Données de l'exercice
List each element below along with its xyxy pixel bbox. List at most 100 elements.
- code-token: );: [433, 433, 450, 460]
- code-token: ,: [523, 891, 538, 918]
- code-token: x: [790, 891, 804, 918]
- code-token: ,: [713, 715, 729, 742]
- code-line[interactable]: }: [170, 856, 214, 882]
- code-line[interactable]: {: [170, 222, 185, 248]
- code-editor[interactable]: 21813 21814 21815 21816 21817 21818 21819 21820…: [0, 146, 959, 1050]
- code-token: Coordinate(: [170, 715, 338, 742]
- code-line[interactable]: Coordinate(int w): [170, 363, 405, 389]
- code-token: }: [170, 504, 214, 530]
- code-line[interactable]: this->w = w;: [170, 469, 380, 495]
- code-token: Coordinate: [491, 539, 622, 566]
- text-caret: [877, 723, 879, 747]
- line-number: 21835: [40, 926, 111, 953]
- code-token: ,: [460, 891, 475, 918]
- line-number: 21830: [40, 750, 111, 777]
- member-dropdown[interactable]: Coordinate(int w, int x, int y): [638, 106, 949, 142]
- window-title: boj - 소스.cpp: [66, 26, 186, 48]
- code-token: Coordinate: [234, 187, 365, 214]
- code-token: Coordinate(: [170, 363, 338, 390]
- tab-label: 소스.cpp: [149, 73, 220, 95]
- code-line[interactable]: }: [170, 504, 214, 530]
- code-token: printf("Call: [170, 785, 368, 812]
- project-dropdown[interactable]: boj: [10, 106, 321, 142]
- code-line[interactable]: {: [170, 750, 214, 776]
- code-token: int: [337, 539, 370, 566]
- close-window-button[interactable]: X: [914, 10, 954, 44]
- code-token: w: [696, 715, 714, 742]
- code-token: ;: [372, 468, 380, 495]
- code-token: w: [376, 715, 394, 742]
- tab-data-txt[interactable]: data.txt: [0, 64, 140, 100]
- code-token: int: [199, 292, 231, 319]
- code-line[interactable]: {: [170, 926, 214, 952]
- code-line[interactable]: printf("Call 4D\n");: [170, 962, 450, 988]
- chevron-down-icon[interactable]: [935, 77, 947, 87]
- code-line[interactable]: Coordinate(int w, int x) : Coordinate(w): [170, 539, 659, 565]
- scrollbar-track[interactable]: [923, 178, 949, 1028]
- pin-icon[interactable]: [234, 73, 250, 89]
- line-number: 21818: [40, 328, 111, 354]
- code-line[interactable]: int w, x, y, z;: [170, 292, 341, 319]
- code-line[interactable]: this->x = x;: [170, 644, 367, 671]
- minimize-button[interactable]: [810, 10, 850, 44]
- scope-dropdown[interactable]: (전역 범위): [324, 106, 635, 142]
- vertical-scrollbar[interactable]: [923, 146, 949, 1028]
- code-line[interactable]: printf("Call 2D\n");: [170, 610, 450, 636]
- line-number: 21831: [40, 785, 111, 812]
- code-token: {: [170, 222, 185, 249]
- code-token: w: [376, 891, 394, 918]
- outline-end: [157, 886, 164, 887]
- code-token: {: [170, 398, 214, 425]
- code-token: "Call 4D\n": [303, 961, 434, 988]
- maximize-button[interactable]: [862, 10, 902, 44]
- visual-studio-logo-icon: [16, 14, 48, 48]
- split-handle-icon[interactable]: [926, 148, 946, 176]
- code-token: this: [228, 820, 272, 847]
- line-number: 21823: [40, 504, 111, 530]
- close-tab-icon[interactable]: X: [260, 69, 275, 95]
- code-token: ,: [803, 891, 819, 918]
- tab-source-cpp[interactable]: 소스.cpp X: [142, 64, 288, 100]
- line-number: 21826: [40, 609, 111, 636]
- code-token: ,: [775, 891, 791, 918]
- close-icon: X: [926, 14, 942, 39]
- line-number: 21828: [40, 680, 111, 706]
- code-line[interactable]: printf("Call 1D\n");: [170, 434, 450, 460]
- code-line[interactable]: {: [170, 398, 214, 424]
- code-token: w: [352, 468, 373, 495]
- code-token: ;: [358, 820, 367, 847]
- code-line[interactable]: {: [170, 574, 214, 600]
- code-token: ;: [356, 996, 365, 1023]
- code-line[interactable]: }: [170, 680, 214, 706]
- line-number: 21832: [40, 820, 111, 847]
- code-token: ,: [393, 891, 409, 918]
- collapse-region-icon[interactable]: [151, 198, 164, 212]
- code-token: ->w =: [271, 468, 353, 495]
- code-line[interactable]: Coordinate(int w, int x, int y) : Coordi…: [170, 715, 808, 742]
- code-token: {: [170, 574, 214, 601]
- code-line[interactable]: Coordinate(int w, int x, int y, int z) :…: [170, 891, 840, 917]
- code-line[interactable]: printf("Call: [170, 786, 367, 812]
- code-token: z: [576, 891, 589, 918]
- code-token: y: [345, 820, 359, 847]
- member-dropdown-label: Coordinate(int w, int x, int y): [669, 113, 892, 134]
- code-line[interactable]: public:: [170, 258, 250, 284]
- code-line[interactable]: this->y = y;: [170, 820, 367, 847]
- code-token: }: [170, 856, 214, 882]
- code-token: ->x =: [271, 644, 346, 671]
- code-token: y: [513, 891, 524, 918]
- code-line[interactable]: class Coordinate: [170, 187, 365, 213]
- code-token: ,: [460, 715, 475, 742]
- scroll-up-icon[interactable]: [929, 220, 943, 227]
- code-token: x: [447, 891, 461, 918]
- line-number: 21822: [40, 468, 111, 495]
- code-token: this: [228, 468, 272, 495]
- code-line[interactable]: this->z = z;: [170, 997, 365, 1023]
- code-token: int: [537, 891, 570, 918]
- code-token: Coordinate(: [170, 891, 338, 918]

Consignes
Transformez l'ensemble du matériel ci-dessus en une liste numérotée, en omettant les lignes vides.

Réponse ci-dessous
1. List each element below along with its xyxy pixel bbox. List at most 100 elements.
2. - code-token: );: [433, 433, 450, 460]
3. - code-token: ,: [523, 891, 538, 918]
4. - code-token: x: [790, 891, 804, 918]
5. - code-token: ,: [713, 715, 729, 742]
6. - code-line[interactable]: }: [170, 856, 214, 882]
7. - code-line[interactable]: {: [170, 222, 185, 248]
8. - code-editor[interactable]: 21813 21814 21815 21816 21817 21818 21819 21820…: [0, 146, 959, 1050]
9. - code-token: Coordinate(: [170, 715, 338, 742]
10. - code-line[interactable]: Coordinate(int w): [170, 363, 405, 389]
11. - code-token: }: [170, 504, 214, 530]
12. - code-line[interactable]: this->w = w;: [170, 469, 380, 495]
13. - code-token: Coordinate: [491, 539, 622, 566]
14. - text-caret: [877, 723, 879, 747]
15. - line-number: 21835: [40, 926, 111, 953]
16. - code-token: ,: [460, 891, 475, 918]
17. - line-number: 21830: [40, 750, 111, 777]
18. - member-dropdown[interactable]: Coordinate(int w, int x, int y): [638, 106, 949, 142]
19. - window-title: boj - 소스.cpp: [66, 26, 186, 48]
20. - code-token: Coordinate: [234, 187, 365, 214]
21. - code-token: Coordinate(: [170, 363, 338, 390]
22. - tab-label: 소스.cpp: [149, 73, 220, 95]
23. - code-line[interactable]: }: [170, 504, 214, 530]
24. - code-token: printf("Call: [170, 785, 368, 812]
25. - project-dropdown[interactable]: boj: [10, 106, 321, 142]
26. - code-line[interactable]: {: [170, 750, 214, 776]
27. - code-token: int: [337, 539, 370, 566]
28. - close-window-button[interactable]: X: [914, 10, 954, 44]
29. - code-token: w: [696, 715, 714, 742]
30. - code-token: ;: [372, 468, 380, 495]
31. - code-token: w: [376, 715, 394, 742]
32. - tab-data-txt[interactable]: data.txt: [0, 64, 140, 100]
33. - code-token: int: [199, 292, 231, 319]
34. - code-line[interactable]: {: [170, 926, 214, 952]
35. - code-line[interactable]: printf("Call 4D\n");: [170, 962, 450, 988]
36. - chevron-down-icon[interactable]: [935, 77, 947, 87]
37. - code-line[interactable]: Coordinate(int w, int x) : Coordinate(w): [170, 539, 659, 565]
38. - scrollbar-track[interactable]: [923, 178, 949, 1028]
39. - pin-icon[interactable]: [234, 73, 250, 89]
40. - line-number: 21818: [40, 328, 111, 354]
41. - code-line[interactable]: int w, x, y, z;: [170, 292, 341, 319]
42. - code-line[interactable]: this->x = x;: [170, 644, 367, 671]
43. - minimize-button[interactable]: [810, 10, 850, 44]
44. - scope-dropdown[interactable]: (전역 범위): [324, 106, 635, 142]
45. - vertical-scrollbar[interactable]: [923, 146, 949, 1028]
46. - code-line[interactable]: printf("Call 2D\n");: [170, 610, 450, 636]
47. - line-number: 21831: [40, 785, 111, 812]
48. - code-token: {: [170, 222, 185, 249]
49. - code-token: w: [376, 891, 394, 918]
50. - outline-end: [157, 886, 164, 887]
51. - code-token: {: [170, 398, 214, 425]
52. - code-token: "Call 4D\n": [303, 961, 434, 988]
53. - maximize-button[interactable]: [862, 10, 902, 44]
54. - visual-studio-logo-icon: [16, 14, 48, 48]
55. - split-handle-icon[interactable]: [926, 148, 946, 176]
56. - code-token: this: [228, 820, 272, 847]
57. - line-number: 21823: [40, 504, 111, 530]
58. - close-tab-icon[interactable]: X: [260, 69, 275, 95]
59. - code-token: ,: [803, 891, 819, 918]
60. - tab-source-cpp[interactable]: 소스.cpp X: [142, 64, 288, 100]
61. - line-number: 21826: [40, 609, 111, 636]
62. - code-token: ,: [775, 891, 791, 918]
63. - close-icon: X: [926, 14, 942, 39]
64. - line-number: 21828: [40, 680, 111, 706]
65. - code-line[interactable]: printf("Call 1D\n");: [170, 434, 450, 460]
66. - code-line[interactable]: {: [170, 398, 214, 424]
67. - code-token: w: [352, 468, 373, 495]
68. - code-token: ;: [358, 820, 367, 847]
69. - code-line[interactable]: {: [170, 574, 214, 600]
70. - code-token: ;: [356, 996, 365, 1023]
71. - code-line[interactable]: }: [170, 680, 214, 706]
72. - line-number: 21832: [40, 820, 111, 847]
73. - code-token: ,: [393, 891, 409, 918]
74. - collapse-region-icon[interactable]: [151, 198, 164, 212]
75. - code-token: ->w =: [271, 468, 353, 495]
76. - code-line[interactable]: Coordinate(int w, int x, int y) : Coordi…: [170, 715, 808, 742]
77. - code-token: {: [170, 574, 214, 601]
78. - code-line[interactable]: Coordinate(int w, int x, int y, int z) :…: [170, 891, 840, 917]
79. - code-line[interactable]: printf("Call: [170, 786, 367, 812]
80. - code-token: z: [576, 891, 589, 918]
81. - code-token: y: [345, 820, 359, 847]
82. - member-dropdown-label: Coordinate(int w, int x, int y): [669, 113, 892, 134]
83. - code-line[interactable]: public:: [170, 258, 250, 284]
84. - code-line[interactable]: this->y = y;: [170, 820, 367, 847]
85. - code-token: }: [170, 856, 214, 882]
86. - code-token: ->x =: [271, 644, 346, 671]
87. - code-token: y: [513, 891, 524, 918]
88. - code-line[interactable]: class Coordinate: [170, 187, 365, 213]
89. - code-token: ,: [460, 715, 475, 742]
90. - scroll-up-icon[interactable]: [929, 220, 943, 227]
91. - code-token: x: [447, 891, 461, 918]
92. - line-number: 21822: [40, 468, 111, 495]
93. - code-token: this: [228, 468, 272, 495]
94. - code-line[interactable]: this->z = z;: [170, 997, 365, 1023]
95. - code-token: int: [537, 891, 570, 918]
96. - code-token: Coordinate(: [170, 891, 338, 918]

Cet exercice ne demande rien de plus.